* TASK INPUTS
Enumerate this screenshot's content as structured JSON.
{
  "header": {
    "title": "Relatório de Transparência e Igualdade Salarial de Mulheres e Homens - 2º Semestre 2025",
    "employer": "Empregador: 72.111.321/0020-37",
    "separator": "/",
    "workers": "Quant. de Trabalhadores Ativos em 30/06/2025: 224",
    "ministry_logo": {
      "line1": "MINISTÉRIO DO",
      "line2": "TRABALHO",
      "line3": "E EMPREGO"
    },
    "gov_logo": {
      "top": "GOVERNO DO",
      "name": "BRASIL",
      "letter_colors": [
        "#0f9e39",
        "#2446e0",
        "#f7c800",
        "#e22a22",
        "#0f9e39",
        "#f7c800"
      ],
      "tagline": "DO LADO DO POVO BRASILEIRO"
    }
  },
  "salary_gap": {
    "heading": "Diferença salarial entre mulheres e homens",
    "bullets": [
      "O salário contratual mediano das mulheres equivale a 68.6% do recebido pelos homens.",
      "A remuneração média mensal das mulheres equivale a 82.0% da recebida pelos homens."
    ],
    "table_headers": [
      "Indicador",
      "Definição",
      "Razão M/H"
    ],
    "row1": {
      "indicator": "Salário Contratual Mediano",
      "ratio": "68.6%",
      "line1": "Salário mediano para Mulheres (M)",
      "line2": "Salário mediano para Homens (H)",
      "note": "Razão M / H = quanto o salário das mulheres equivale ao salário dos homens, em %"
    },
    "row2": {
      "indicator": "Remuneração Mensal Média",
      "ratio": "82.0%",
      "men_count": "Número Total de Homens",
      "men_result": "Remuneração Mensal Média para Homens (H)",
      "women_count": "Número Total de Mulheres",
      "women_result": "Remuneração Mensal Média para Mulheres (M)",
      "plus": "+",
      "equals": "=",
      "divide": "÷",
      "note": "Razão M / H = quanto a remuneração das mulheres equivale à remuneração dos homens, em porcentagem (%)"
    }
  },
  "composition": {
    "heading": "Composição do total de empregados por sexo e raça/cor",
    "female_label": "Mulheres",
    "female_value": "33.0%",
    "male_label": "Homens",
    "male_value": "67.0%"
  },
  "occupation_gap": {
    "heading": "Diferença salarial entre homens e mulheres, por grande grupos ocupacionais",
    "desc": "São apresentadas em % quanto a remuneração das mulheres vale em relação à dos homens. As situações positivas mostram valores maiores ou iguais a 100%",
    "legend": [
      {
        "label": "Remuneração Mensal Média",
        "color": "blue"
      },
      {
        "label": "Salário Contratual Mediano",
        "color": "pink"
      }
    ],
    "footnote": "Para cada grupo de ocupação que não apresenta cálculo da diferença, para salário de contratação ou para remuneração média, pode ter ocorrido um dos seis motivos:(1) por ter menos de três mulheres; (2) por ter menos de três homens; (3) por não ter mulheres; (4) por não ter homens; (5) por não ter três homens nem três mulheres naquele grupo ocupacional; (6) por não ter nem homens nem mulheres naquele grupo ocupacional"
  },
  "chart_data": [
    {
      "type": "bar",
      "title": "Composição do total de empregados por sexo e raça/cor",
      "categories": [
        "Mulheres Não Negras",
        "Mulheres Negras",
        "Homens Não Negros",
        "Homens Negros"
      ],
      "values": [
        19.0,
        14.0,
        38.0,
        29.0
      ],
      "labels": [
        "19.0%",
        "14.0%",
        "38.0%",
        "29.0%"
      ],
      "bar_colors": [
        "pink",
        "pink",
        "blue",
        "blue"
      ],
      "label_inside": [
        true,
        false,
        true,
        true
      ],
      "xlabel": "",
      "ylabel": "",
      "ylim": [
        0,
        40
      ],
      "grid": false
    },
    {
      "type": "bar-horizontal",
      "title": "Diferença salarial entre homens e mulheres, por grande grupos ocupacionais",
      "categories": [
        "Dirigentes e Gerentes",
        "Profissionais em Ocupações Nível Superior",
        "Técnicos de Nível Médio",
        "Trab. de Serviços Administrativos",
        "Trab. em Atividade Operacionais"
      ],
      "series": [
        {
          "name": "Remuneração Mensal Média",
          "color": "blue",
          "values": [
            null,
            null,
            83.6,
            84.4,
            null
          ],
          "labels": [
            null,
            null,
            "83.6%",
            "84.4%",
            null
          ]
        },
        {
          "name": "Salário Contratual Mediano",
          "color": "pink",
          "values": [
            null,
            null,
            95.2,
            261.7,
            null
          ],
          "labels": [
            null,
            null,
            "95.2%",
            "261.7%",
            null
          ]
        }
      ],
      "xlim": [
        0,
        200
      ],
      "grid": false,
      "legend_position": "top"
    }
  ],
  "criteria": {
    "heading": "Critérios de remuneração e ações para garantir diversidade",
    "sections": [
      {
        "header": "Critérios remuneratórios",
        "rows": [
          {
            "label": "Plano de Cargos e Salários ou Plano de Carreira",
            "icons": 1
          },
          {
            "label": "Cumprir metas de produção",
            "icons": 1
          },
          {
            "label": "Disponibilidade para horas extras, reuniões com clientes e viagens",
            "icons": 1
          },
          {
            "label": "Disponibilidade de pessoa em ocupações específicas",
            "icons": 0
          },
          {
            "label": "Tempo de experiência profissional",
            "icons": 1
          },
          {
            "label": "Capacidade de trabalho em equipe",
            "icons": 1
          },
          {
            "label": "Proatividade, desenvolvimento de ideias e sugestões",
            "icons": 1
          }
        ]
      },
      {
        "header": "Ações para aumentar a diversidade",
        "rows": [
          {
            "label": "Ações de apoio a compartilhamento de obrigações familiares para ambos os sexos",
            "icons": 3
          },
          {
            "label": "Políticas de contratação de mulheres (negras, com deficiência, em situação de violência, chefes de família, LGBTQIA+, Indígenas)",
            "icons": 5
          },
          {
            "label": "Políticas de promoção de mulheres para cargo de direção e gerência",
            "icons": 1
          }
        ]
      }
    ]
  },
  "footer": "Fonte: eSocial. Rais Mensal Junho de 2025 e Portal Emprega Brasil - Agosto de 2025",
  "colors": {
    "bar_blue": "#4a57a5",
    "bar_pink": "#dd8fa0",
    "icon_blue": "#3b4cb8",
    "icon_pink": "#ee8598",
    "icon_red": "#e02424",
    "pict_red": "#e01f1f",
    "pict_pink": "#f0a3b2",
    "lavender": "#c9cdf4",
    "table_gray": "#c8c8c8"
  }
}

* YOUR INSTRUCTIONS
Write out the entire listing exactly.

* RESULT
Enumerate this screenshot's content as structured JSON.
{
  "header": {
    "title": "Relatório de Transparência e Igualdade Salarial de Mulheres e Homens - 2º Semestre 2025",
    "employer": "Empregador: 72.111.321/0020-37",
    "separator": "/",
    "workers": "Quant. de Trabalhadores Ativos em 30/06/2025: 224",
    "ministry_logo": {
      "line1": "MINISTÉRIO DO",
      "line2": "TRABALHO",
      "line3": "E EMPREGO"
    },
    "gov_logo": {
      "top": "GOVERNO DO",
      "name": "BRASIL",
      "letter_colors": [
        "#0f9e39",
        "#2446e0",
        "#f7c800",
        "#e22a22",
        "#0f9e39",
        "#f7c800"
      ],
      "tagline": "DO LADO DO POVO BRASILEIRO"
    }
  },
  "salary_gap": {
    "heading": "Diferença salarial entre mulheres e homens",
    "bullets": [
      "O salário contratual mediano das mulheres equivale a 68.6% do recebido pelos homens.",
      "A remuneração média mensal das mulheres equivale a 82.0% da recebida pelos homens."
    ],
    "table_headers": [
      "Indicador",
      "Definição",
      "Razão M/H"
    ],
    "row1": {
      "indicator": "Salário Contratual Mediano",
      "ratio": "68.6%",
      "line1": "Salário mediano para Mulheres (M)",
      "line2": "Salário mediano para Homens (H)",
      "note": "Razão M / H = quanto o salário das mulheres equivale ao salário dos homens, em %"
    },
    "row2": {
      "indicator": "Remuneração Mensal Média",
      "ratio": "82.0%",
      "men_count": "Número Total de Homens",
      "men_result": "Remuneração Mensal Média para Homens (H)",
      "women_count": "Número Total de Mulheres",
      "women_result": "Remuneração Mensal Média para Mulheres (M)",
      "plus": "+",
      "equals": "=",
      "divide": "÷",
      "note": "Razão M / H = quanto a remuneração das mulheres equivale à remuneração dos homens, em porcentagem (%)"
    }
  },
  "composition": {
    "heading": "Composição do total de empregados por sexo e raça/cor",
    "female_label": "Mulheres",
    "female_value": "33.0%",
    "male_label": "Homens",
    "male_value": "67.0%"
  },
  "occupation_gap": {
    "heading": "Diferença salarial entre homens e mulheres, por grande grupos ocupacionais",
    "desc": "São apresentadas em % quanto a remuneração das mulheres vale em relação à dos homens. As situações positivas mostram valores maiores ou iguais a 100%",
    "legend": [
      {
        "label": "Remuneração Mensal Média",
        "color": "blue"
      },
      {
        "label": "Salário Contratual Mediano",
        "color": "pink"
      }
    ],
    "footnote": "Para cada grupo de ocupação que não apresenta cálculo da diferença, para salário de contratação ou para remuneração média, pode ter ocorrido um dos seis motivos:(1) por ter menos de três mulheres; (2) por ter menos de três homens; (3) por não ter mulheres; (4) por não ter homens; (5) por não ter três homens nem três mulheres naquele grupo ocupacional; (6) por não ter nem homens nem mulheres naquele grupo ocupacional"
  },
  "chart_data": [
    {
      "type": "bar",
      "title": "Composição do total de empregados por sexo e raça/cor",
      "categories": [
        "Mulheres Não Negras",
        "Mulheres Negras",
        "Homens Não Negros",
        "Homens Negros"
      ],
      "values": [
        19.0,
        14.0,
        38.0,
        29.0
      ],
      "labels": [
        "19.0%",
        "14.0%",
        "38.0%",
        "29.0%"
      ],
      "bar_colors": [
        "pink",
        "pink",
        "blue",
        "blue"
      ],
      "label_inside": [
        true,
        false,
        true,
        true
      ],
      "xlabel": "",
      "ylabel": "",
      "ylim": [
        0,
        40
      ],
      "grid": false
    },
    {
      "type": "bar-horizontal",
      "title": "Diferença salarial entre homens e mulheres, por grande grupos ocupacionais",
      "categories": [
        "Dirigentes e Gerentes",
        "Profissionais em Ocupações Nível Superior",
        "Técnicos de Nível Médio",
        "Trab. de Serviços Administrativos",
        "Trab. em Atividade Operacionais"
      ],
      "series": [
        {
          "name": "Remuneração Mensal Média",
          "color": "blue",
          "values": [
            null,
            null,
            83.6,
            84.4,
            null
          ],
          "labels": [
            null,
            null,
            "83.6%",
            "84.4%",
            null
          ]
        },
        {
          "name": "Salário Contratual Mediano",
          "color": "pink",
          "values": [
            null,
            null,
            95.2,
            261.7,
            null
          ],
          "labels": [
            null,
            null,
            "95.2%",
            "261.7%",
            null
          ]
        }
      ],
      "xlim": [
        0,
        200
      ],
      "grid": false,
      "legend_position": "top"
    }
  ],
  "criteria": {
    "heading": "Critérios de remuneração e ações para garantir diversidade",
    "sections": [
      {
        "header": "Critérios remuneratórios",
        "rows": [
          {
            "label": "Plano de Cargos e Salários ou Plano de Carreira",
            "icons": 1
          },
          {
            "label": "Cumprir metas de produção",
            "icons": 1
          },
          {
            "label": "Disponibilidade para horas extras, reuniões com clientes e viagens",
            "icons": 1
          },
          {
            "label": "Disponibilidade de pessoa em ocupações específicas",
            "icons": 0
          },
          {
            "label": "Tempo de experiência profissional",
            "icons": 1
          },
          {
            "label": "Capacidade de trabalho em equipe",
            "icons": 1
          },
          {
            "label": "Proatividade, desenvolvimento de ideias e sugestões",
            "icons": 1
          }
        ]
      },
      {
        "header": "Ações para aumentar a diversidade",
        "rows": [
          {
            "label": "Ações de apoio a compartilhamento de obrigações familiares para ambos os sexos",
            "icons": 3
          },
          {
            "label": "Políticas de contratação de mulheres (negras, com deficiência, em situação de violência, chefes de família, LGBTQIA+, Indígenas)",
            "icons": 5
          },
          {
            "label": "Políticas de promoção de mulheres para cargo de direção e gerência",
            "icons": 1
          }
        ]
      }
    ]
  },
  "footer": "Fonte: eSocial. Rais Mensal Junho de 2025 e Portal Emprega Brasil - Agosto de 2025",
  "colors": {
    "bar_blue": "#4a57a5",
    "bar_pink": "#dd8fa0",
    "icon_blue": "#3b4cb8",
    "icon_pink": "#ee8598",
    "icon_red": "#e02424",
    "pict_red": "#e01f1f",
    "pict_pink": "#f0a3b2",
    "lavender": "#c9cdf4",
    "table_gray": "#c8c8c8"
  }
}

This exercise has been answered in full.